## Work required
Gather up the lines that contain "Dona".

## Supplied data
========
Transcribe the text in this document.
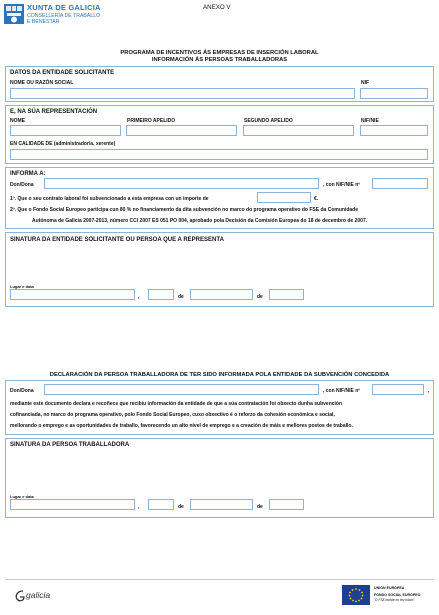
XUNTA DE GALICIA
CONSELLERÍA DE TRABALLO
E BENESTAR
ANEXO V
PROGRAMA DE INCENTIVOS ÁS EMPRESAS DE INSERCIÓN LABORAL
INFORMACIÓN ÁS PERSOAS TRABALLADORAS
DATOS DA ENTIDADE SOLICITANTE
NOME OU RAZÓN SOCIAL	NIF
E, NA SÚA REPRESENTACIÓN
NOME	PRIMEIRO APELIDO	SEGUNDO APELIDO	NIF/NIE
EN CALIDADE DE (administrador/a, xerente)
INFORMA A:
Don/Dona	, con NIF/NIE nº
1º. Que o seu contrato laboral foi subvencionado a esta empresa con un importe de	€.
2º. Que o Fondo Social Europeo participa cun 80 % no financiamento da dita subvención no marco do programa operativo do FSE da Comunidade
Autónoma de Galicia 2007-2013, número CCI 2007 ES 051 PO 004, aprobado pola Decisión da Comisión Europea do 18 de decembro de 2007.
SINATURA DA ENTIDADE SOLICITANTE OU PERSOA QUE A REPRESENTA
Lugar e data
,	de	de
DECLARACIÓN DA PERSOA TRABALLADORA DE TER SIDO INFORMADA POLA ENTIDADE DA SUBVENCIÓN CONCEDIDA
Don/Dona	, con NIF/NIE nº	,
mediante este documento declara e recoñece que recibiu información da entidade de que a súa contratación foi obxecto dunha subvención
cofinanciada, no marco do programa operativo, polo Fondo Social Europeo, cuxo obxectivo é o reforzo da cohesión económica e social,
mellorando o emprego e as oportunidades de traballo, favorecendo un alto nivel de emprego e a creación de máis e mellores postos de traballo.
SINATURA DA PERSOA TRABALLADORA
Lugar e data
,	de	de
galicia
UNIÓN EUROPEA
FONDO SOCIAL EUROPEO
"O FSE inviste no teu futuro"
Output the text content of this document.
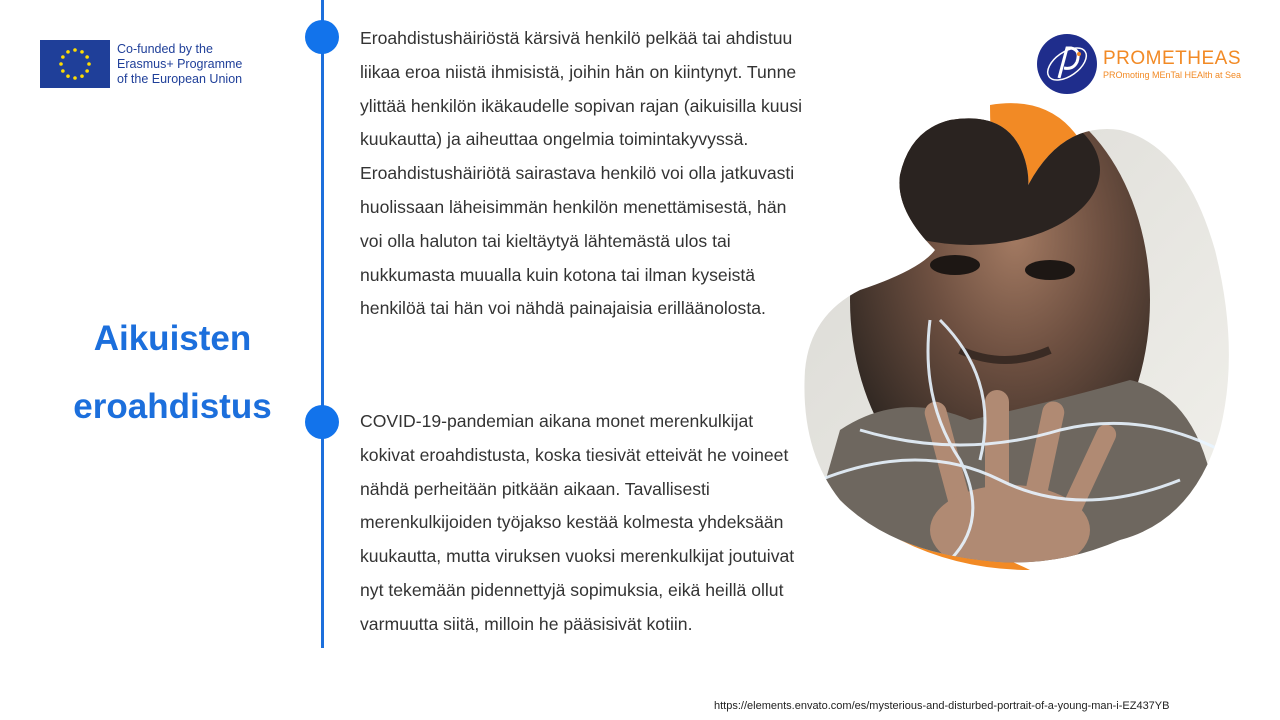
Co-funded by the
Erasmus+ Programme
of the European Union
PROMETHEAS
PROmoting MEnTal HEAlth at Sea
Aikuisten
eroahdistus
Eroahdistushäiriöstä kärsivä henkilö pelkää tai ahdistuu liikaa eroa niistä ihmisistä, joihin hän on kiintynyt. Tunne ylittää henkilön ikäkaudelle sopivan rajan (aikuisilla kuusi kuukautta) ja aiheuttaa ongelmia toimintakyvyssä. Eroahdistushäiriötä sairastava henkilö voi olla jatkuvasti huolissaan läheisimmän henkilön menettämisestä, hän voi olla haluton tai kieltäytyä lähtemästä ulos tai nukkumasta muualla kuin kotona tai ilman kyseistä henkilöä tai hän voi nähdä painajaisia erilläänolosta.
COVID-19-pandemian aikana monet merenkulkijat kokivat eroahdistusta, koska tiesivät etteivät he voineet nähdä perheitään pitkään aikaan. Tavallisesti merenkulkijoiden työjakso kestää kolmesta yhdeksään kuukautta, mutta viruksen vuoksi merenkulkijat joutuivat nyt tekemään pidennettyjä sopimuksia, eikä heillä ollut varmuutta siitä, milloin he pääsisivät kotiin.
https://elements.envato.com/es/mysterious-and-disturbed-portrait-of-a-young-man-i-EZ437YB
========
## Task result
Don/Dona	, con NIF/NIE nº
Don/Dona	, con NIF/NIE nº	,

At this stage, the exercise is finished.